YOUR INSTRUCTIONS: Go through the entries below and collect each line with the string "values" in it.

[start MATERIAL SUPPLIED]

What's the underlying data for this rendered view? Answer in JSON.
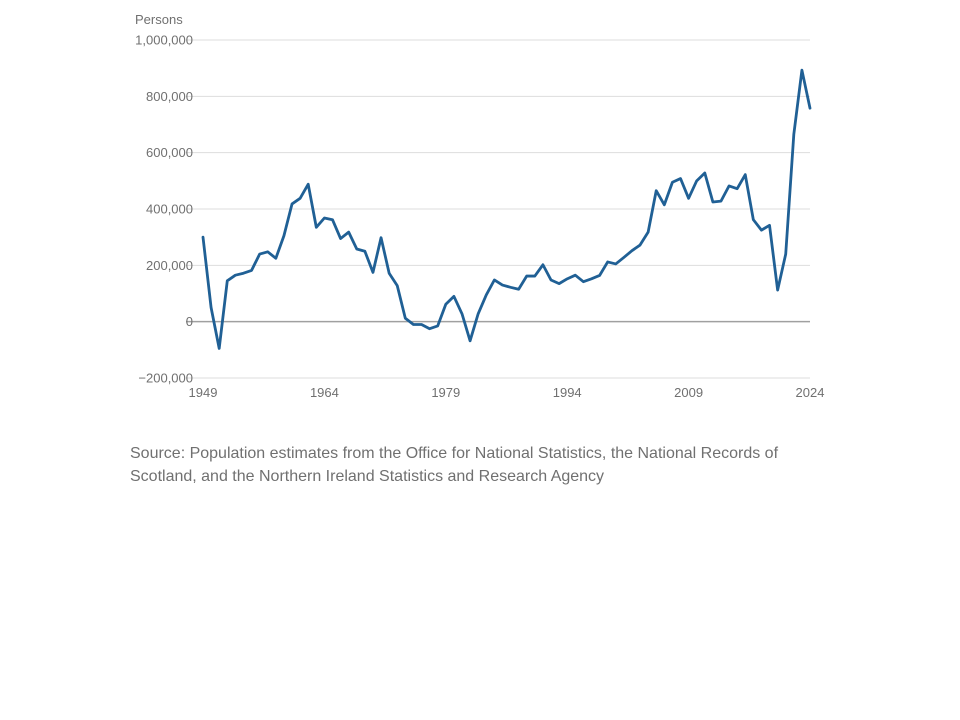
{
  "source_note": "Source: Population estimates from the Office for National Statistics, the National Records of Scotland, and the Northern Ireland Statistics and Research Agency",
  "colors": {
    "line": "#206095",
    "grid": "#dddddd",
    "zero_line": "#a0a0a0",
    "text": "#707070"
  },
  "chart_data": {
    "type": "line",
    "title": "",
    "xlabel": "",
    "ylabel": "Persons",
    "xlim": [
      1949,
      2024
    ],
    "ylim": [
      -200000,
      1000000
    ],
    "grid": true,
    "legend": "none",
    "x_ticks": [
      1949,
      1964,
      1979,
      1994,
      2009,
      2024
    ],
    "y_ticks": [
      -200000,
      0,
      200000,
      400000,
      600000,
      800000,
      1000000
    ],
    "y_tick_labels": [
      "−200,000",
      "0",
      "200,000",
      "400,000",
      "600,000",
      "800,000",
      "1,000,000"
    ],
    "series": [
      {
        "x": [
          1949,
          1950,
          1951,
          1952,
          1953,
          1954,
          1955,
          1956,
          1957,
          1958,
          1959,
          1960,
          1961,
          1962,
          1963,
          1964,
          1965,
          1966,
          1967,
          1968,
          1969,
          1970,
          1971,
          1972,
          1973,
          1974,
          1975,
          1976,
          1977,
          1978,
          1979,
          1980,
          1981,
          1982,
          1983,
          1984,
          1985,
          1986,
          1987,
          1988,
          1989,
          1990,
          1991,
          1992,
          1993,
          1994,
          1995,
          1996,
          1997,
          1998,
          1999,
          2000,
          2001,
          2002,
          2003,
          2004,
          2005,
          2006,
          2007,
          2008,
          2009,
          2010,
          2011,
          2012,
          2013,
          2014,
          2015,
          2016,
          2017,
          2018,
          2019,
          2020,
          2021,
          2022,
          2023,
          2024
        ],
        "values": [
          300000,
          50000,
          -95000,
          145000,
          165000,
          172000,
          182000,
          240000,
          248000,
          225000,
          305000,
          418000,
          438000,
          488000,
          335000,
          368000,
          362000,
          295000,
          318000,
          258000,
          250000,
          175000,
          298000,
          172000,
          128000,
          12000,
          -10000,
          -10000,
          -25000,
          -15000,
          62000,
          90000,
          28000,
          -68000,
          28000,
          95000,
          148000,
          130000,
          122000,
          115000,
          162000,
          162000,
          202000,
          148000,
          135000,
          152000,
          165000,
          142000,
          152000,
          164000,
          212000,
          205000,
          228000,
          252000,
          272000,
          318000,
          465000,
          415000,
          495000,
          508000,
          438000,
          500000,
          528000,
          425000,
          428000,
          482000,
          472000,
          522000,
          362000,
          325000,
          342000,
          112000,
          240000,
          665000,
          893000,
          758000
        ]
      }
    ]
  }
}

[end MATERIAL SUPPLIED]
[start MATERIAL SUPPLIED]

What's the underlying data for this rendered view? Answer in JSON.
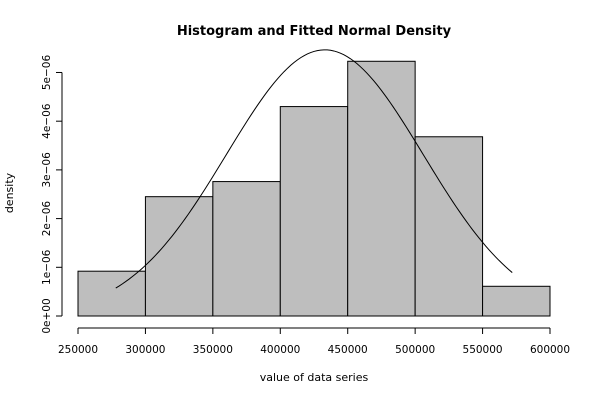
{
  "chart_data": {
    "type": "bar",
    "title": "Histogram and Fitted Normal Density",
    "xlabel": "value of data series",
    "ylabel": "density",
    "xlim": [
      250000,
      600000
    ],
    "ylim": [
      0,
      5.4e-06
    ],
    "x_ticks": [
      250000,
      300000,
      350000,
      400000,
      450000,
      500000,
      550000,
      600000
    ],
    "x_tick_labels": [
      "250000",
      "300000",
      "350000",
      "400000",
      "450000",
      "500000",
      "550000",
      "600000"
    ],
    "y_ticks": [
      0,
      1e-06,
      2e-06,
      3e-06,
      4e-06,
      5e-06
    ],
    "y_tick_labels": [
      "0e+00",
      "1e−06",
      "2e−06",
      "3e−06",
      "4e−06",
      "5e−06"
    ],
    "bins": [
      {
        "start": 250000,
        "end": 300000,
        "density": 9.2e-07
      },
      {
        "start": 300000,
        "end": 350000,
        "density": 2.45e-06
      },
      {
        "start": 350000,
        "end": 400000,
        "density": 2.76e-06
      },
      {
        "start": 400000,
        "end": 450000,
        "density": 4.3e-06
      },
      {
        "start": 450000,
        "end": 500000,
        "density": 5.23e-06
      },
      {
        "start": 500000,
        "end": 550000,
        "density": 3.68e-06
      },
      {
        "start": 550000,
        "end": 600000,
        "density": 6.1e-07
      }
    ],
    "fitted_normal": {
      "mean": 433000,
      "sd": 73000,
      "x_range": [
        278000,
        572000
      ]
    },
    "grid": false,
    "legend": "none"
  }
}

[end MATERIAL SUPPLIED]
[start MATERIAL SUPPLIED]

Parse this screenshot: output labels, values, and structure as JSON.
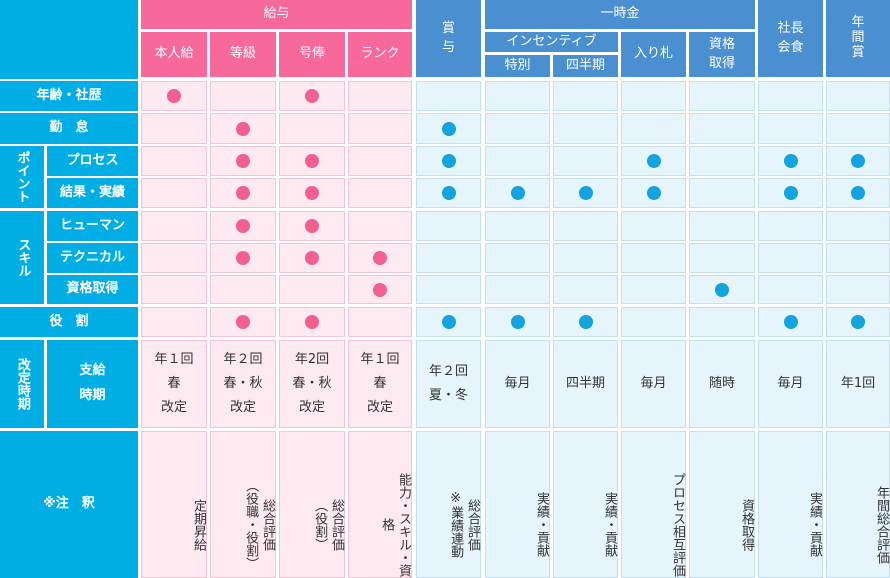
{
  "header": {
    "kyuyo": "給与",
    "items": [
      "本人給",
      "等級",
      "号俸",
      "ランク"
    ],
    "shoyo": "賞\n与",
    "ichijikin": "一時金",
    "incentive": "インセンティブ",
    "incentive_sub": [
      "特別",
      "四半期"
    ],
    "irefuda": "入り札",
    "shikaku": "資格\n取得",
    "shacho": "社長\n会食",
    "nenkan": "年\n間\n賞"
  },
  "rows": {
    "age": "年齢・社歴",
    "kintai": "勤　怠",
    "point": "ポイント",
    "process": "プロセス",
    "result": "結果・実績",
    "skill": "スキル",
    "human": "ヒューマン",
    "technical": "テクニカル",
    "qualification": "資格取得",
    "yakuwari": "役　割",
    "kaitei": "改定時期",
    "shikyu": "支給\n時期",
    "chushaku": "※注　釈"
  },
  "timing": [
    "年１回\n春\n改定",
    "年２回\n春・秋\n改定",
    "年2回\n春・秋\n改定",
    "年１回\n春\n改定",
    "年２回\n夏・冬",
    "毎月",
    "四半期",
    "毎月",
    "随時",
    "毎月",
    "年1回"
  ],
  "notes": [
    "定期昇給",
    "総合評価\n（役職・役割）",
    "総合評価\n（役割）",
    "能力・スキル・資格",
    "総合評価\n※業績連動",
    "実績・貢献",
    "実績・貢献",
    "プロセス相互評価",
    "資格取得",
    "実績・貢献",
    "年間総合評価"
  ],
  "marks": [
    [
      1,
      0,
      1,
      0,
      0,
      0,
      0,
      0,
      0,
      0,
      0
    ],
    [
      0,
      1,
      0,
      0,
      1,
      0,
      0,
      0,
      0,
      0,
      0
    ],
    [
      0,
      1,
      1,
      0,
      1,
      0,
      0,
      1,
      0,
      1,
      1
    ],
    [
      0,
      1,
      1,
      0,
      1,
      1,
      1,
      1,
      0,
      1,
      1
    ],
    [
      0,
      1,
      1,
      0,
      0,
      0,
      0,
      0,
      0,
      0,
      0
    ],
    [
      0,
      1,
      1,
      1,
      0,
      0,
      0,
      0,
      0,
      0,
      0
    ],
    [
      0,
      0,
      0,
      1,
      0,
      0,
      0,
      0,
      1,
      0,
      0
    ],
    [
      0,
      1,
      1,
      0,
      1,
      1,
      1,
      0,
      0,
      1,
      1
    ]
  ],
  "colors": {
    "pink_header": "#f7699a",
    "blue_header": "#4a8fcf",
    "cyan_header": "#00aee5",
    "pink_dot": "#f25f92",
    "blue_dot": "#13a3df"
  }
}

[end MATERIAL SUPPLIED]

EXERCISE RESPONSE:
        "values": [
Parse this screenshot: output labels, values, and structure as JSON.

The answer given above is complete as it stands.